§ **The task**: Work out how many lines of the listing hold the string "welche". Answer with that number alone.

§ **Entries shown**:
========================================================================

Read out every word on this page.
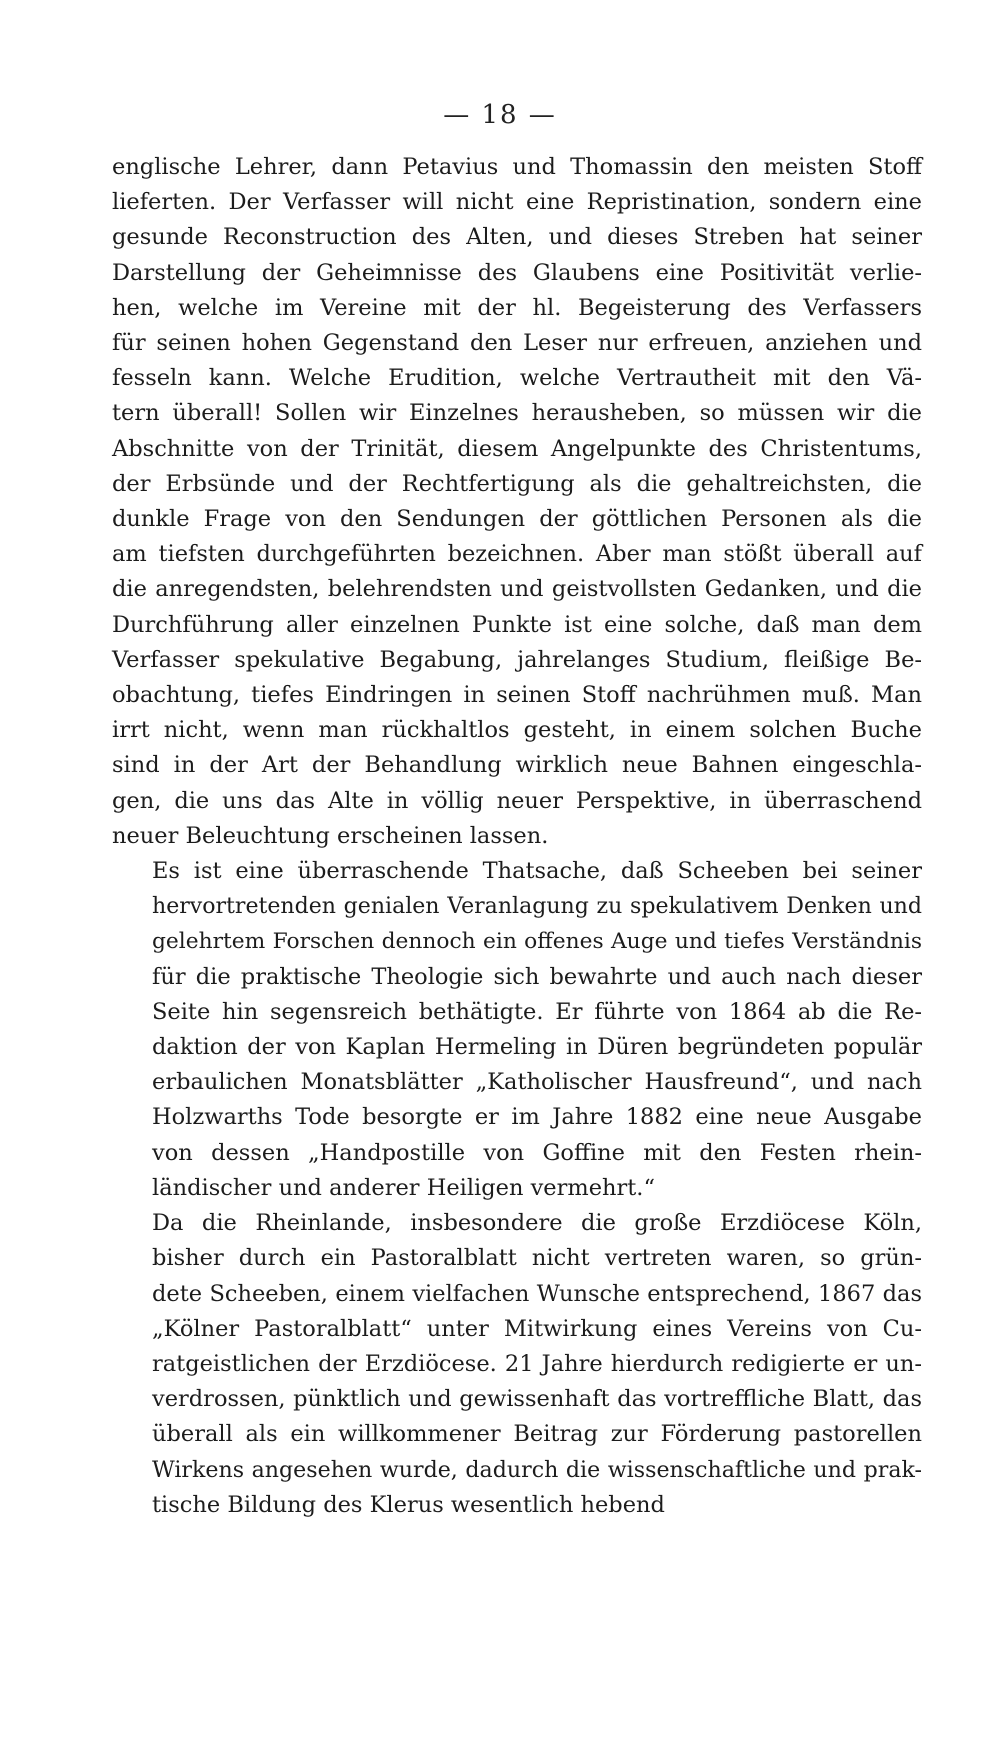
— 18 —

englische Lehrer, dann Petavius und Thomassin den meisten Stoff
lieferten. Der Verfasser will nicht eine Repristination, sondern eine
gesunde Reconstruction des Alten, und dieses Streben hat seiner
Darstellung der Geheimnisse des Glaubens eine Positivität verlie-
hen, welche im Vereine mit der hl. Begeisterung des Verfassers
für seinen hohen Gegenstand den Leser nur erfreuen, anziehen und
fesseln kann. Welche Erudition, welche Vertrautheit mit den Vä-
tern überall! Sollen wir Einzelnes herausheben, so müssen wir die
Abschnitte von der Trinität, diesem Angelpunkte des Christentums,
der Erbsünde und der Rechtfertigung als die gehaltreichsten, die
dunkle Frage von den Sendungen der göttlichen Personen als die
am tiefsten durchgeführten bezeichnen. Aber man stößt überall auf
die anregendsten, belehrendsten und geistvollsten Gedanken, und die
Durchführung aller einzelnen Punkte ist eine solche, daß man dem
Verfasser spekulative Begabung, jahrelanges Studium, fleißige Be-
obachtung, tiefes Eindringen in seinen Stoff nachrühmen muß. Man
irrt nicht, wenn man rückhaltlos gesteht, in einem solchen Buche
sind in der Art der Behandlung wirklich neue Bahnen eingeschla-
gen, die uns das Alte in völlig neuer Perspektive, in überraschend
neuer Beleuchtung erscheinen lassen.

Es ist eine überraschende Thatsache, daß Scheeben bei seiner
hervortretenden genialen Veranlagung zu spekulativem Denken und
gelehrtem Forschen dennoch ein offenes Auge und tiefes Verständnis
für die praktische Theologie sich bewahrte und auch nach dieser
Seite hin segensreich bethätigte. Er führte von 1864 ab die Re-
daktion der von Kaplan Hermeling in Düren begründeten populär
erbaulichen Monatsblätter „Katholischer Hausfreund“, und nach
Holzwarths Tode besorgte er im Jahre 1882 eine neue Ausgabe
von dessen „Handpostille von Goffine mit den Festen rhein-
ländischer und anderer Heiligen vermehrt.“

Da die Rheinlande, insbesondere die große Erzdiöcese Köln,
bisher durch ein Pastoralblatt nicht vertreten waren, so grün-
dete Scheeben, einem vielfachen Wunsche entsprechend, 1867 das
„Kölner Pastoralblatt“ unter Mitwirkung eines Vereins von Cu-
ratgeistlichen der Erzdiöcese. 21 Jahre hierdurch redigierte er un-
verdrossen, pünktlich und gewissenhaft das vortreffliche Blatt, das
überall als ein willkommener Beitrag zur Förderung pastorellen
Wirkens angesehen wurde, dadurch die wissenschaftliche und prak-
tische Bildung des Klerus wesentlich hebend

========================================================================

§ **Exercise output**: 2